Exercise: Note how many lines hold "cpqldn" and report that number by itself.

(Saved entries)
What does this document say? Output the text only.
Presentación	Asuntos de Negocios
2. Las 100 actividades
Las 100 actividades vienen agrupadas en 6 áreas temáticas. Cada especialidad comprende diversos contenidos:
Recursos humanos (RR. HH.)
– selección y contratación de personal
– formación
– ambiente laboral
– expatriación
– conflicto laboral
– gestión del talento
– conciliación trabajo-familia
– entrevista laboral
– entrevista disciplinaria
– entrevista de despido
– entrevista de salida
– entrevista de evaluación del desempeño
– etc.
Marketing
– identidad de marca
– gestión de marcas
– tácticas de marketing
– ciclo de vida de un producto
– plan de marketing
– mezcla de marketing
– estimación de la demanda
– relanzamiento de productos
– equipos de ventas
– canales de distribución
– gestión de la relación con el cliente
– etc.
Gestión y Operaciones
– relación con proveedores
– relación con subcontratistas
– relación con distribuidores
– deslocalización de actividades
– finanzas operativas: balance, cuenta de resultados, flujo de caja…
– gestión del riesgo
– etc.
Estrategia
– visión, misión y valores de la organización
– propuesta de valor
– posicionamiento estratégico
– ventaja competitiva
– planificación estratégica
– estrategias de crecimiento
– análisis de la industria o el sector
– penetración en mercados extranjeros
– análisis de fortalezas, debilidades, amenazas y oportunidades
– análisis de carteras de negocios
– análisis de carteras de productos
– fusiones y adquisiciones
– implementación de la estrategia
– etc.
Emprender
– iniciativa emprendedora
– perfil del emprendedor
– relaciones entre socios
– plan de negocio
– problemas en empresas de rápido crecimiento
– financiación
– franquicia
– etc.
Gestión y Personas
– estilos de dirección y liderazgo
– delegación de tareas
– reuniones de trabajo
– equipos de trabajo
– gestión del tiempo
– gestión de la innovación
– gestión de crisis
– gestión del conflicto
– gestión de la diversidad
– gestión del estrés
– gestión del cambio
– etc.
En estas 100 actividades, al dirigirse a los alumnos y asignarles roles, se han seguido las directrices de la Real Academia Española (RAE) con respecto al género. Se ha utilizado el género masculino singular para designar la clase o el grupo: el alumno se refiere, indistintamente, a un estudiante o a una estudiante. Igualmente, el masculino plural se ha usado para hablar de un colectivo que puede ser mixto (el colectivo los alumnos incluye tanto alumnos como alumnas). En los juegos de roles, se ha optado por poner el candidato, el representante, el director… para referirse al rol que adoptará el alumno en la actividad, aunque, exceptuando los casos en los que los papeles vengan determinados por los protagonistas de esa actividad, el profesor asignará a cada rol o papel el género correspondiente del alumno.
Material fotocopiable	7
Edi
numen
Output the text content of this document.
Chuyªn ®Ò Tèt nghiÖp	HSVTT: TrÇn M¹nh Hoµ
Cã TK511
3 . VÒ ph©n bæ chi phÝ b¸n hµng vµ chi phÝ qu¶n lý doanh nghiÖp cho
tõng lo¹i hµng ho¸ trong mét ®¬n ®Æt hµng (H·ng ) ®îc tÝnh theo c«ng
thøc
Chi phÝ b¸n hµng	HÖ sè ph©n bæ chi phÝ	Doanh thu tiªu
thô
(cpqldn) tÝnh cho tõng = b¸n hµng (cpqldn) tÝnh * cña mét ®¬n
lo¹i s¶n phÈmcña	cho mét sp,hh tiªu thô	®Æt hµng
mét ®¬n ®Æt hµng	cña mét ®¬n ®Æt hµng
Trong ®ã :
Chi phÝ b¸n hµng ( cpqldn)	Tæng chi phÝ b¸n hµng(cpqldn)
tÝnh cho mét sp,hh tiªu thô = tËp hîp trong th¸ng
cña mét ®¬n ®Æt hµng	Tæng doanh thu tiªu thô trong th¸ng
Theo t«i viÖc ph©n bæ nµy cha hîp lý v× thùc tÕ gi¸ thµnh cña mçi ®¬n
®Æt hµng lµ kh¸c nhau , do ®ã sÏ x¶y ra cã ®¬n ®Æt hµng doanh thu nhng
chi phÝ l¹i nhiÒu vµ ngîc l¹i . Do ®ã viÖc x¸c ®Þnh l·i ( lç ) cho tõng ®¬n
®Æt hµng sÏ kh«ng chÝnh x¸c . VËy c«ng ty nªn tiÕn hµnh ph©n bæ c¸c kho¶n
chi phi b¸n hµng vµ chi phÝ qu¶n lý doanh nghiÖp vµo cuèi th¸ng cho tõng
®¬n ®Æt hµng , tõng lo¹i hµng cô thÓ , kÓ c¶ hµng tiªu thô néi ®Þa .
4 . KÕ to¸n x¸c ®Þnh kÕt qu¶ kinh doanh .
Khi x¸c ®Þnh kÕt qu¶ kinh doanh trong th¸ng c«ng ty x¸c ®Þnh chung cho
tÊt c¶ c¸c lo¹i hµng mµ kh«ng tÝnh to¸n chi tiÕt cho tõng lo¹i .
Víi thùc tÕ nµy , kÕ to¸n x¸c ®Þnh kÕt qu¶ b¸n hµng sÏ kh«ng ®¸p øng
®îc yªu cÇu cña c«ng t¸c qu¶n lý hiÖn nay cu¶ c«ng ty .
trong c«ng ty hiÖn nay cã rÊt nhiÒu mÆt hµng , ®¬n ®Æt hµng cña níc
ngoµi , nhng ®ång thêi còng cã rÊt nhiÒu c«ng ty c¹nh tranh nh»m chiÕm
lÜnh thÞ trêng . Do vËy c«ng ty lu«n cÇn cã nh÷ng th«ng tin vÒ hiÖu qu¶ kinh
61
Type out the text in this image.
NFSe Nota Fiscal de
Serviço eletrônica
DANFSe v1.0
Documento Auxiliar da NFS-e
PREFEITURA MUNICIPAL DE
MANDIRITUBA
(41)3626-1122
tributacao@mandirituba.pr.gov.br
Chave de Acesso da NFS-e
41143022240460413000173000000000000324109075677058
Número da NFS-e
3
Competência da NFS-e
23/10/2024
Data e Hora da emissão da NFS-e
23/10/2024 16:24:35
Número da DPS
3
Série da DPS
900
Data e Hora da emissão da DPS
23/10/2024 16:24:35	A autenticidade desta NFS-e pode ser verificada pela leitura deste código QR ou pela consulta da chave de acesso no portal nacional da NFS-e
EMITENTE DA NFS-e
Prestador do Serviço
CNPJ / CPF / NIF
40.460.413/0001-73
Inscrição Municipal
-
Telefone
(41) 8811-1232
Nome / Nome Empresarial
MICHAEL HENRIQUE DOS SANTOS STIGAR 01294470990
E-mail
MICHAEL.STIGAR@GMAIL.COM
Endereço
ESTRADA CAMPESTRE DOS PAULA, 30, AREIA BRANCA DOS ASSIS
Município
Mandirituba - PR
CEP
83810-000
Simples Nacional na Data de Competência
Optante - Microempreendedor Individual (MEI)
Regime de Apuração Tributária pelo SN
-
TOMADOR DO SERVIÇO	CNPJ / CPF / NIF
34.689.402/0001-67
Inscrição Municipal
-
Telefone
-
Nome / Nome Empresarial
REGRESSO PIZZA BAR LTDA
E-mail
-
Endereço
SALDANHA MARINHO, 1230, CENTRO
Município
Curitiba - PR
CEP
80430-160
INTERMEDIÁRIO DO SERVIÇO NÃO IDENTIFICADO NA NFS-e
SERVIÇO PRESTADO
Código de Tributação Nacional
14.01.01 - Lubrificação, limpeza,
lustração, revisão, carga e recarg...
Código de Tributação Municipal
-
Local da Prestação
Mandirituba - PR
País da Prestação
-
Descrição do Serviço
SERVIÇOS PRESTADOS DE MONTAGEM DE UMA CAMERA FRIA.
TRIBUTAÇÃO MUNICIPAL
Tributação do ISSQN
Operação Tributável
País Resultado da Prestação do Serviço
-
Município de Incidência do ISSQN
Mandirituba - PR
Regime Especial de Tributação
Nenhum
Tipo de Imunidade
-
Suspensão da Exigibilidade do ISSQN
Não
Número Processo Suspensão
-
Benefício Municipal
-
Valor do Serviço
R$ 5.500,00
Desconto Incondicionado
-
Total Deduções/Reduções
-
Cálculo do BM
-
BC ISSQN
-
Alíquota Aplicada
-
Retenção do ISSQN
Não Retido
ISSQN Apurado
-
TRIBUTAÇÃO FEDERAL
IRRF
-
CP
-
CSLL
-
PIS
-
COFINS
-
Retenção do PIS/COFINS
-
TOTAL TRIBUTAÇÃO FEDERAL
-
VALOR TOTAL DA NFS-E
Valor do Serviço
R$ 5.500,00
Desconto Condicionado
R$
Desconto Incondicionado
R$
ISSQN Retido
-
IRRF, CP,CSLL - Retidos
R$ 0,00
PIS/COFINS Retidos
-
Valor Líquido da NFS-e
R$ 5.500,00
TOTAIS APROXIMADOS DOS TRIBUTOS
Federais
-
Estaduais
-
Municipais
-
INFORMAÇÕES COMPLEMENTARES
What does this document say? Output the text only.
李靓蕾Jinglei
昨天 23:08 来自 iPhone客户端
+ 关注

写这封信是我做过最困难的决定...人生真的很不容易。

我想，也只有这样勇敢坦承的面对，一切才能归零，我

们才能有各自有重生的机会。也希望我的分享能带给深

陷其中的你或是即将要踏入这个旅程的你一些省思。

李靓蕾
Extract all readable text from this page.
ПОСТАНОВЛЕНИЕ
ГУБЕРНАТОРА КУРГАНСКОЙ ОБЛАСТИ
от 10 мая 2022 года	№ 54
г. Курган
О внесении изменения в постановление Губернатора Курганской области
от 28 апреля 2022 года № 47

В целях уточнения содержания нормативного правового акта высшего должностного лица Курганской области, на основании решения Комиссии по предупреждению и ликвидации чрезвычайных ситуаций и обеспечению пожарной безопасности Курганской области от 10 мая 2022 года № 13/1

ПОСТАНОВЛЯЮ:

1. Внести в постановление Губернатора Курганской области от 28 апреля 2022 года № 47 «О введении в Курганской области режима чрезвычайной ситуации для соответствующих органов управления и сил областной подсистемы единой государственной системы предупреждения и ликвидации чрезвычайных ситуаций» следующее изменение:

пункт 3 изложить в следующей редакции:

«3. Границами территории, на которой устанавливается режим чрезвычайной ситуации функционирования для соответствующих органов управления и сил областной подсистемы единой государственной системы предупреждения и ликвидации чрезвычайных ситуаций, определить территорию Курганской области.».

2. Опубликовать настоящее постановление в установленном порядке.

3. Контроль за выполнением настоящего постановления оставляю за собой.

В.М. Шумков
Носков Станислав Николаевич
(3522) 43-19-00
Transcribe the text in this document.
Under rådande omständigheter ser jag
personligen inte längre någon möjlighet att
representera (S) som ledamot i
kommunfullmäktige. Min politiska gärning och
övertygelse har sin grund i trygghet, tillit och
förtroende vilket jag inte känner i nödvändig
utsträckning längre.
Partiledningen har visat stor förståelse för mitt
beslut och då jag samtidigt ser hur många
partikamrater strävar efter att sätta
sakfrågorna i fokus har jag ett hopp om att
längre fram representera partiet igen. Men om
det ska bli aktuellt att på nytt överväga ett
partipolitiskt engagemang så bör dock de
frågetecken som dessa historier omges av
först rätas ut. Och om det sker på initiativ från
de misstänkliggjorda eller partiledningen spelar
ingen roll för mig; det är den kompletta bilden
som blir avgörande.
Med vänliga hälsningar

Response to this exercise: 2